╭─ ITEMS

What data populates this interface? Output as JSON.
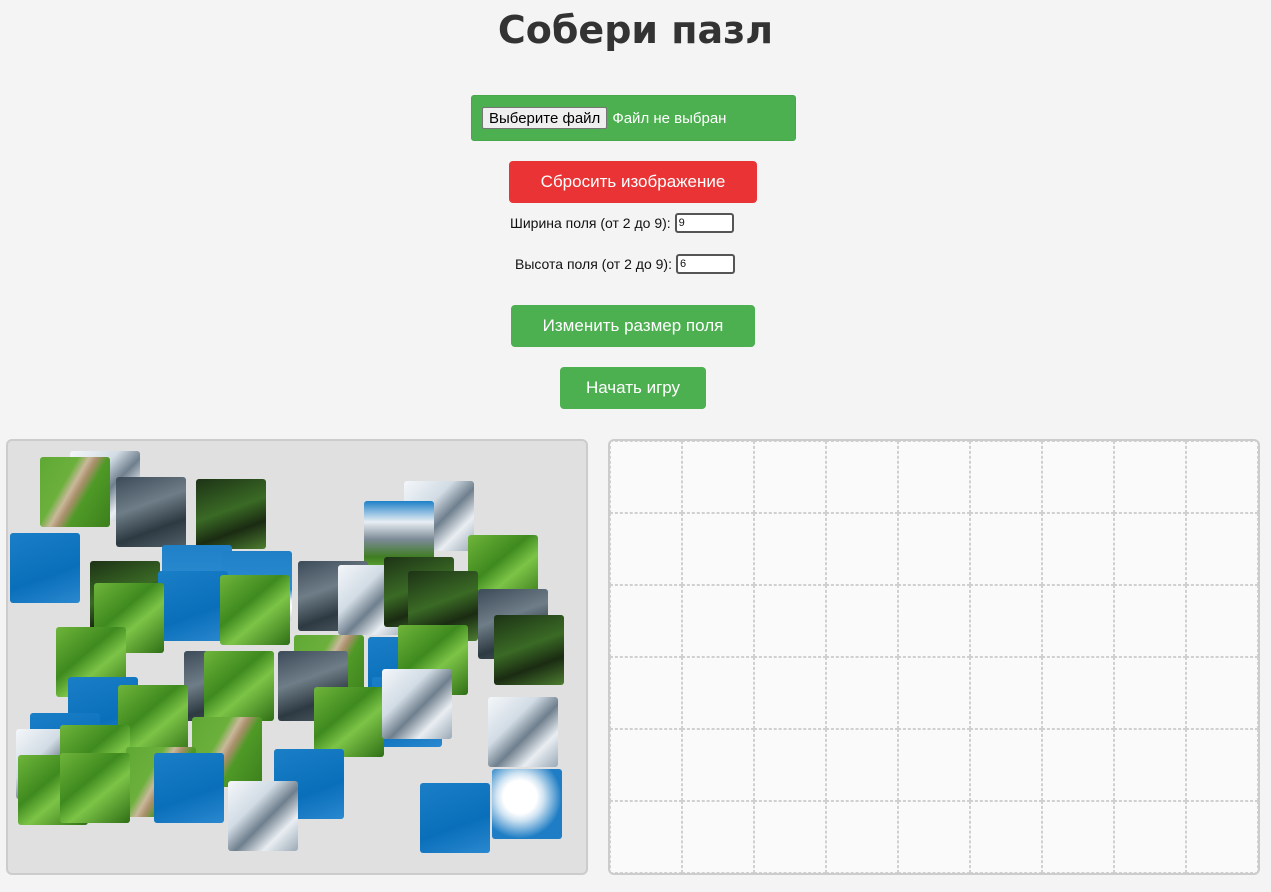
{
  "title": "Собери пазл",
  "file_input": {
    "button_label": "Выберите файл",
    "status": "Файл не выбран"
  },
  "reset_button": "Сбросить изображение",
  "width_field": {
    "label": "Ширина поля (от 2 до 9):",
    "value": "9"
  },
  "height_field": {
    "label": "Высота поля (от 2 до 9):",
    "value": "6"
  },
  "resize_button": "Изменить размер поля",
  "start_button": "Начать игру",
  "board": {
    "columns": 9,
    "rows": 6
  },
  "tray": {
    "piece_count": 54
  }
}
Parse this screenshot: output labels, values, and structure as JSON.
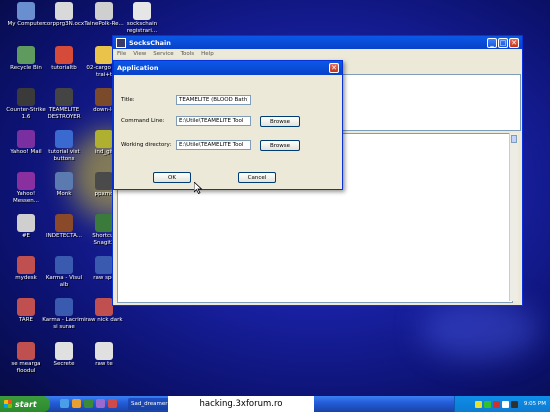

╰─

◆ PROBLEM STATEMENT ◆
Write out the entries above verbatim; the pictures do not belong in your copy.

◆ TASK RESPONSE ◆
What data populates this interface? Output as JSON.
{
  "title": "Собери пазл",
  "file_input": {
    "button_label": "Выберите файл",
    "status": "Файл не выбран"
  },
  "reset_button": "Сбросить изображение",
  "width_field": {
    "label": "Ширина поля (от 2 до 9):",
    "value": "9"
  },
  "height_field": {
    "label": "Высота поля (от 2 до 9):",
    "value": "6"
  },
  "resize_button": "Изменить размер поля",
  "start_button": "Начать игру",
  "board": {
    "columns": 9,
    "rows": 6
  },
  "tray": {
    "piece_count": 54
  }
}
Parse this screenshot: output labels, values, and structure as JSON.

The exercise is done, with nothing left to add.